[Collected data]
_ _ _
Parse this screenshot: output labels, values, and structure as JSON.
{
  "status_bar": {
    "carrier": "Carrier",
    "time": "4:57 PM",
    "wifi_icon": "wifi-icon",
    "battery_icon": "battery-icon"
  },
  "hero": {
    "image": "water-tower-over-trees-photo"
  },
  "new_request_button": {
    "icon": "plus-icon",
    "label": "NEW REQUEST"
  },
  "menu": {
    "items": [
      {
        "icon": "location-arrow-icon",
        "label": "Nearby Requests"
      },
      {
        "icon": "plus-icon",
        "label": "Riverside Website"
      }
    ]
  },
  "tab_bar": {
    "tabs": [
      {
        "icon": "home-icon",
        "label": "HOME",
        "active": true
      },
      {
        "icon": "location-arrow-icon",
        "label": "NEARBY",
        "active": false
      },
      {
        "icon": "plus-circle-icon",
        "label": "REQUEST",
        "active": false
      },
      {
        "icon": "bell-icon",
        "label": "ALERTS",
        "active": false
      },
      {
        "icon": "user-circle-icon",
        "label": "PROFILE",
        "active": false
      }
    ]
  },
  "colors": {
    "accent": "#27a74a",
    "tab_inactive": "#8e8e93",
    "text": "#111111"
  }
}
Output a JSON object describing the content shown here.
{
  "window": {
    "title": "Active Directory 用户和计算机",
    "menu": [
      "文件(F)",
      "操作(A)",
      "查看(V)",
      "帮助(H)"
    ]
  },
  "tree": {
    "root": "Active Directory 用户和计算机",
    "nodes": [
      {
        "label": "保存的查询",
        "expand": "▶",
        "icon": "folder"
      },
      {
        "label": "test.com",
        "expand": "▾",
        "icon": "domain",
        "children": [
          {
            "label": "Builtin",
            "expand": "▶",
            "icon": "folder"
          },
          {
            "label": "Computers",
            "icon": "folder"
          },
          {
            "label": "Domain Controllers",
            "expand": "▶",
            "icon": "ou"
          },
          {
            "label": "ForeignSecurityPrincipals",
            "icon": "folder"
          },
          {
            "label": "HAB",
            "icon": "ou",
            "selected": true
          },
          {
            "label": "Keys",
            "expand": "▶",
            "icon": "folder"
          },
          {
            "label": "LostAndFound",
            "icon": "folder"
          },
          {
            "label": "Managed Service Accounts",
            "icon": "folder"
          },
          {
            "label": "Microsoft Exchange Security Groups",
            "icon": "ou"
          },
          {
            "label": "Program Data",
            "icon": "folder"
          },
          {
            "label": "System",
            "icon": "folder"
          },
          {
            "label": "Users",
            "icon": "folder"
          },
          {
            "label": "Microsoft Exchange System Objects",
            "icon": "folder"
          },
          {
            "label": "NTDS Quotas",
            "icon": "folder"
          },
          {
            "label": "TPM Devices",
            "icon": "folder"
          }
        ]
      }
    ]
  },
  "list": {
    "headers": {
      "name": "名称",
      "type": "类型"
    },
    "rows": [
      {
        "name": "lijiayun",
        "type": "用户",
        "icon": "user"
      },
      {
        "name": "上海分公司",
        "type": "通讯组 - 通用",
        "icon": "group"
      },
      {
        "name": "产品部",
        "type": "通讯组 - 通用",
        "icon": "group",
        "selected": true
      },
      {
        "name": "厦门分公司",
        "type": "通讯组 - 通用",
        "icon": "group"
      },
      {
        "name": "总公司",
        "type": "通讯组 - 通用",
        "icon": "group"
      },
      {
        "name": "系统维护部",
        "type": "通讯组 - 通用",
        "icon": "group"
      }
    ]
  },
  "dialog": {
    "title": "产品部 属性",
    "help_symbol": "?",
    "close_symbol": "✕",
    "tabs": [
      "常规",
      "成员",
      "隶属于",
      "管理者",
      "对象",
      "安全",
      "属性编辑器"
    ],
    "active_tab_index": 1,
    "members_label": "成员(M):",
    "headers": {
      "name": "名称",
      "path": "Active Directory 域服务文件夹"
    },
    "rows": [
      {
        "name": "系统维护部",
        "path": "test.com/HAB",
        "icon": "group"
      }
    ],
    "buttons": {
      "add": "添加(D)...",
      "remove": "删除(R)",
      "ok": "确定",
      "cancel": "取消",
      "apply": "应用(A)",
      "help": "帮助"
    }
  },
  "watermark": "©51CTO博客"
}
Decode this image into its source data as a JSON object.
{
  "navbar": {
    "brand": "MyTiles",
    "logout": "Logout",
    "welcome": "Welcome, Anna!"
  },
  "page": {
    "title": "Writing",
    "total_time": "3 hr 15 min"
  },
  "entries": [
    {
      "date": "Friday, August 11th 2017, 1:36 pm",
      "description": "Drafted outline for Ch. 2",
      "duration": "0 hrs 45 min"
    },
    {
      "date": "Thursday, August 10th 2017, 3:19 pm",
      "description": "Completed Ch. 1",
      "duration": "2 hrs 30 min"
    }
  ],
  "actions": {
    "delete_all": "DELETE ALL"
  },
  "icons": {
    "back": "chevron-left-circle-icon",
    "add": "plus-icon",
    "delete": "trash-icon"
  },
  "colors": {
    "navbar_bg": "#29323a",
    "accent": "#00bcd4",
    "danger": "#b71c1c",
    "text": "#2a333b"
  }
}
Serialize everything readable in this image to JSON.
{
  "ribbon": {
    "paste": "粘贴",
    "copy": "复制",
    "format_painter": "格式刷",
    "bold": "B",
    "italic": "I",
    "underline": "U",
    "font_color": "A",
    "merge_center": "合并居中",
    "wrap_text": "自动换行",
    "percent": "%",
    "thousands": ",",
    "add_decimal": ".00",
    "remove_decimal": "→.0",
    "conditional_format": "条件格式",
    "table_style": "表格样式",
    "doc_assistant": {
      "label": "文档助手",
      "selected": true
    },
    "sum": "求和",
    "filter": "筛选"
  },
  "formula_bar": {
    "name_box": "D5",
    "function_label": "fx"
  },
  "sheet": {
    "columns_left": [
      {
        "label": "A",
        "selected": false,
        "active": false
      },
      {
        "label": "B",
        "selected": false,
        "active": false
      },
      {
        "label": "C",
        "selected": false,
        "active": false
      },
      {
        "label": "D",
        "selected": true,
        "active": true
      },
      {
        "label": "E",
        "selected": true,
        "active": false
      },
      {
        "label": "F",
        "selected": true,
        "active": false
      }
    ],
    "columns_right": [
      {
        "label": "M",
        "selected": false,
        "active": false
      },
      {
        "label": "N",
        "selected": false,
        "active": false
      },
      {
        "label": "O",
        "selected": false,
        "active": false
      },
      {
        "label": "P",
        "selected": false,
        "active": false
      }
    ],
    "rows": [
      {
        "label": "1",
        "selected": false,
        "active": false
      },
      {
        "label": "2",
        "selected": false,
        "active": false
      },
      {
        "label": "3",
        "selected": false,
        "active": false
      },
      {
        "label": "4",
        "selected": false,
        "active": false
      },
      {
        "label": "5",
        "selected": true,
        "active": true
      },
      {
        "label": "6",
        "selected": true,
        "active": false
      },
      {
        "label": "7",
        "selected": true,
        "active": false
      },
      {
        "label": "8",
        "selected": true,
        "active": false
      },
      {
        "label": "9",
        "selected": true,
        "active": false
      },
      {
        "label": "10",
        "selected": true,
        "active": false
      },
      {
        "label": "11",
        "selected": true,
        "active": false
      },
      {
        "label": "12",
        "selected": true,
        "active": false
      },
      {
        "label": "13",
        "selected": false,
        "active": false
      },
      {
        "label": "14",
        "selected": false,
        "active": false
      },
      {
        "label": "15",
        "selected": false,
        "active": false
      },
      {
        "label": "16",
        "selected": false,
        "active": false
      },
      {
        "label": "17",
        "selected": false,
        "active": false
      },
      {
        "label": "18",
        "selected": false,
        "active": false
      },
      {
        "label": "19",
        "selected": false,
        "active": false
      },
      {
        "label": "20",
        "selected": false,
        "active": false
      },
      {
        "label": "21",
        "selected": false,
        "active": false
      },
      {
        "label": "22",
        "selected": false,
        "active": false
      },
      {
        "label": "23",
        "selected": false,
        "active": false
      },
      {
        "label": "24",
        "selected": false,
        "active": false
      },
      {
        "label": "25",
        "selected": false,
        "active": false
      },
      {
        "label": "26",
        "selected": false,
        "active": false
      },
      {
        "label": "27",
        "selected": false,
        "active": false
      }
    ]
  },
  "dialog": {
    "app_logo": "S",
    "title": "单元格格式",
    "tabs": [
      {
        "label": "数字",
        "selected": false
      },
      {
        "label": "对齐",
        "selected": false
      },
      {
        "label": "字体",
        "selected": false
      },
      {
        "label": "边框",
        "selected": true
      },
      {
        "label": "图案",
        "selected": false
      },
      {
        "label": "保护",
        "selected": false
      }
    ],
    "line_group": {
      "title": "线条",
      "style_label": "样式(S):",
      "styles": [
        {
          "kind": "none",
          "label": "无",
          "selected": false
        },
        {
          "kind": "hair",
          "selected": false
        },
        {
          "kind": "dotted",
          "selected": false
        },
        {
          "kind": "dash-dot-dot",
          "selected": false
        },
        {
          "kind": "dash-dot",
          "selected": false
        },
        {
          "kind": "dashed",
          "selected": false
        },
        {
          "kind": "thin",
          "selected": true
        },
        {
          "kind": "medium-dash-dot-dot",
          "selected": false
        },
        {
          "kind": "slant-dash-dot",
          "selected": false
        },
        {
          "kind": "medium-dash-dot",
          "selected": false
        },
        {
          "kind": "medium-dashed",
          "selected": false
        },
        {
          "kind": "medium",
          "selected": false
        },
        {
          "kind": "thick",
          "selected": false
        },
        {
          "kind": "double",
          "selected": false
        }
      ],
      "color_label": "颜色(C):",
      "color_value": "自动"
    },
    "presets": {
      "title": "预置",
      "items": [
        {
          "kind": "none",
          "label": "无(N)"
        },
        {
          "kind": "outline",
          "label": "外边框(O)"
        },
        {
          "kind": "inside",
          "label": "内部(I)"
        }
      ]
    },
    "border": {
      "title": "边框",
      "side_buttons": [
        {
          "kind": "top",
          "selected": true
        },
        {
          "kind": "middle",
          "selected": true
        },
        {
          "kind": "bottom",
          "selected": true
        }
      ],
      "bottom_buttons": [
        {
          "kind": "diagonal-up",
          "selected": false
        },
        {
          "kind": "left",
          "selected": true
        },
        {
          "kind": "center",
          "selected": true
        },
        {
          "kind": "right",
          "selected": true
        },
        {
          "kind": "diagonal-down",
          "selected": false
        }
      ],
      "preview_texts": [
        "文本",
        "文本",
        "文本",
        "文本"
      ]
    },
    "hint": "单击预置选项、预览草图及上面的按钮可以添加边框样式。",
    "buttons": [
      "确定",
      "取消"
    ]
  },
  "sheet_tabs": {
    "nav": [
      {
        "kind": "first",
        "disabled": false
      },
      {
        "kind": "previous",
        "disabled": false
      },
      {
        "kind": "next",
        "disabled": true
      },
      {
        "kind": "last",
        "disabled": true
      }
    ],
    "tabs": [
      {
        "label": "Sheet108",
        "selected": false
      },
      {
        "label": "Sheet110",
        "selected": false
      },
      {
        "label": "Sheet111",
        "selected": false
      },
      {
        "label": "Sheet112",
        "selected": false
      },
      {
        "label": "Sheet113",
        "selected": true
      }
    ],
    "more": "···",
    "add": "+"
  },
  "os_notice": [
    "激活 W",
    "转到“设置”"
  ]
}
_ _ _
Work instructions: Collect the lines that hold "System".

Worked solution:
            "label": "System",
            "label": "Microsoft Exchange System Objects",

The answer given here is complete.